begin
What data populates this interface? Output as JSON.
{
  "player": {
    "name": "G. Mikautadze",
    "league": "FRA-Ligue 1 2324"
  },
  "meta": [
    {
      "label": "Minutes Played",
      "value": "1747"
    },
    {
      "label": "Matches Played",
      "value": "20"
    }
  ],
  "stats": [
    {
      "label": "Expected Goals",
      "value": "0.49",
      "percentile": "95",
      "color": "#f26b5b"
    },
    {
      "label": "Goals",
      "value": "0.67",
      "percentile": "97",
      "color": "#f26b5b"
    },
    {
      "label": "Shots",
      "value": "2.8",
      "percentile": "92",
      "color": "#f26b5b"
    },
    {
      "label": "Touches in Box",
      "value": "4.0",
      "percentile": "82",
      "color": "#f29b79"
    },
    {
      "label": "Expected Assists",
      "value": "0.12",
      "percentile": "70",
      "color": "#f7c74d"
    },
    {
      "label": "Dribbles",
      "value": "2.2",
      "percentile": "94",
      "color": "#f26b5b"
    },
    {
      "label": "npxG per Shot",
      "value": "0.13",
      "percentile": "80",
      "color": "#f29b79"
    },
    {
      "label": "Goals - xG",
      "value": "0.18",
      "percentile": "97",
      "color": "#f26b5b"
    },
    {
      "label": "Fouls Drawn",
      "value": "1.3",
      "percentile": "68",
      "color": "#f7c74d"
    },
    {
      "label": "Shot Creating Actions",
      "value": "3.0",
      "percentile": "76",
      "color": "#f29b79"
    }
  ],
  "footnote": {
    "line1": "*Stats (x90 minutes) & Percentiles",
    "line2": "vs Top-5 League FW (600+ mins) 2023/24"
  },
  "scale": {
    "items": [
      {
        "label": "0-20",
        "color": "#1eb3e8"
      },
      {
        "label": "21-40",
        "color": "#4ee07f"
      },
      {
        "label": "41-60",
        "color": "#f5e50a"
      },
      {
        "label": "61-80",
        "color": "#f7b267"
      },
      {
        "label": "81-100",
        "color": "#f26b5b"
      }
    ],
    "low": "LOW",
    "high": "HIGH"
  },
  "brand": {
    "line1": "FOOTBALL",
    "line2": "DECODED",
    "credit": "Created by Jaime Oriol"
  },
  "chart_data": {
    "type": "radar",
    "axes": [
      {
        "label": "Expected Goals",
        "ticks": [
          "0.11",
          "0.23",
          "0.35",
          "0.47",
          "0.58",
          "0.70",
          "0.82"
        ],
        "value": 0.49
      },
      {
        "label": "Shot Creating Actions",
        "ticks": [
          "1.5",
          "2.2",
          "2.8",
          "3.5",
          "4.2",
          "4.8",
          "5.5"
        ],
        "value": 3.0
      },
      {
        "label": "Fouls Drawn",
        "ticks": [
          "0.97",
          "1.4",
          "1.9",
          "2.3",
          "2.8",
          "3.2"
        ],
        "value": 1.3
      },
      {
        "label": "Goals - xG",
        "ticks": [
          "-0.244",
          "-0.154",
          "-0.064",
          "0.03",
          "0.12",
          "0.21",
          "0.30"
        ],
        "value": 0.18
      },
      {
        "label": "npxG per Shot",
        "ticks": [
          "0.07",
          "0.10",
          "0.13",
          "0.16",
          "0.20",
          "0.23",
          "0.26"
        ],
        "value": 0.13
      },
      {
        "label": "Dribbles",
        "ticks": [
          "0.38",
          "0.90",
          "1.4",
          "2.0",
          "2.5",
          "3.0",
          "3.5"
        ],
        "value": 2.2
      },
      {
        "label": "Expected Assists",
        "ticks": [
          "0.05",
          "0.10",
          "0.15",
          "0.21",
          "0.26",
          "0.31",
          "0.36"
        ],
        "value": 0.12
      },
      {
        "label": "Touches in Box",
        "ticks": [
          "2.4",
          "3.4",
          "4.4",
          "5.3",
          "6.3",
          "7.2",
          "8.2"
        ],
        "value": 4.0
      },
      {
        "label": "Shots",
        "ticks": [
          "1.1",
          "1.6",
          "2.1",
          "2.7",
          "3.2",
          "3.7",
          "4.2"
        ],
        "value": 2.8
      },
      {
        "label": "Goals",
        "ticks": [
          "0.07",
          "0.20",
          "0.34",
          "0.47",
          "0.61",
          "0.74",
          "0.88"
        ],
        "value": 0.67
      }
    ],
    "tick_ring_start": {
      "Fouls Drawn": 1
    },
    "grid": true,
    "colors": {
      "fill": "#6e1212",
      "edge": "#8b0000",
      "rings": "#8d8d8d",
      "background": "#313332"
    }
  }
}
end
◆ **DO THIS**:
Reproduce all of the records exactly.

◆ **EXERCISE RESPONSE**:
What data populates this interface? Output as JSON.
{
  "player": {
    "name": "G. Mikautadze",
    "league": "FRA-Ligue 1 2324"
  },
  "meta": [
    {
      "label": "Minutes Played",
      "value": "1747"
    },
    {
      "label": "Matches Played",
      "value": "20"
    }
  ],
  "stats": [
    {
      "label": "Expected Goals",
      "value": "0.49",
      "percentile": "95",
      "color": "#f26b5b"
    },
    {
      "label": "Goals",
      "value": "0.67",
      "percentile": "97",
      "color": "#f26b5b"
    },
    {
      "label": "Shots",
      "value": "2.8",
      "percentile": "92",
      "color": "#f26b5b"
    },
    {
      "label": "Touches in Box",
      "value": "4.0",
      "percentile": "82",
      "color": "#f29b79"
    },
    {
      "label": "Expected Assists",
      "value": "0.12",
      "percentile": "70",
      "color": "#f7c74d"
    },
    {
      "label": "Dribbles",
      "value": "2.2",
      "percentile": "94",
      "color": "#f26b5b"
    },
    {
      "label": "npxG per Shot",
      "value": "0.13",
      "percentile": "80",
      "color": "#f29b79"
    },
    {
      "label": "Goals - xG",
      "value": "0.18",
      "percentile": "97",
      "color": "#f26b5b"
    },
    {
      "label": "Fouls Drawn",
      "value": "1.3",
      "percentile": "68",
      "color": "#f7c74d"
    },
    {
      "label": "Shot Creating Actions",
      "value": "3.0",
      "percentile": "76",
      "color": "#f29b79"
    }
  ],
  "footnote": {
    "line1": "*Stats (x90 minutes) & Percentiles",
    "line2": "vs Top-5 League FW (600+ mins) 2023/24"
  },
  "scale": {
    "items": [
      {
        "label": "0-20",
        "color": "#1eb3e8"
      },
      {
        "label": "21-40",
        "color": "#4ee07f"
      },
      {
        "label": "41-60",
        "color": "#f5e50a"
      },
      {
        "label": "61-80",
        "color": "#f7b267"
      },
      {
        "label": "81-100",
        "color": "#f26b5b"
      }
    ],
    "low": "LOW",
    "high": "HIGH"
  },
  "brand": {
    "line1": "FOOTBALL",
    "line2": "DECODED",
    "credit": "Created by Jaime Oriol"
  },
  "chart_data": {
    "type": "radar",
    "axes": [
      {
        "label": "Expected Goals",
        "ticks": [
          "0.11",
          "0.23",
          "0.35",
          "0.47",
          "0.58",
          "0.70",
          "0.82"
        ],
        "value": 0.49
      },
      {
        "label": "Shot Creating Actions",
        "ticks": [
          "1.5",
          "2.2",
          "2.8",
          "3.5",
          "4.2",
          "4.8",
          "5.5"
        ],
        "value": 3.0
      },
      {
        "label": "Fouls Drawn",
        "ticks": [
          "0.97",
          "1.4",
          "1.9",
          "2.3",
          "2.8",
          "3.2"
        ],
        "value": 1.3
      },
      {
        "label": "Goals - xG",
        "ticks": [
          "-0.244",
          "-0.154",
          "-0.064",
          "0.03",
          "0.12",
          "0.21",
          "0.30"
        ],
        "value": 0.18
      },
      {
        "label": "npxG per Shot",
        "ticks": [
          "0.07",
          "0.10",
          "0.13",
          "0.16",
          "0.20",
          "0.23",
          "0.26"
        ],
        "value": 0.13
      },
      {
        "label": "Dribbles",
        "ticks": [
          "0.38",
          "0.90",
          "1.4",
          "2.0",
          "2.5",
          "3.0",
          "3.5"
        ],
        "value": 2.2
      },
      {
        "label": "Expected Assists",
        "ticks": [
          "0.05",
          "0.10",
          "0.15",
          "0.21",
          "0.26",
          "0.31",
          "0.36"
        ],
        "value": 0.12
      },
      {
        "label": "Touches in Box",
        "ticks": [
          "2.4",
          "3.4",
          "4.4",
          "5.3",
          "6.3",
          "7.2",
          "8.2"
        ],
        "value": 4.0
      },
      {
        "label": "Shots",
        "ticks": [
          "1.1",
          "1.6",
          "2.1",
          "2.7",
          "3.2",
          "3.7",
          "4.2"
        ],
        "value": 2.8
      },
      {
        "label": "Goals",
        "ticks": [
          "0.07",
          "0.20",
          "0.34",
          "0.47",
          "0.61",
          "0.74",
          "0.88"
        ],
        "value": 0.67
      }
    ],
    "tick_ring_start": {
      "Fouls Drawn": 1
    },
    "grid": true,
    "colors": {
      "fill": "#6e1212",
      "edge": "#8b0000",
      "rings": "#8d8d8d",
      "background": "#313332"
    }
  }
}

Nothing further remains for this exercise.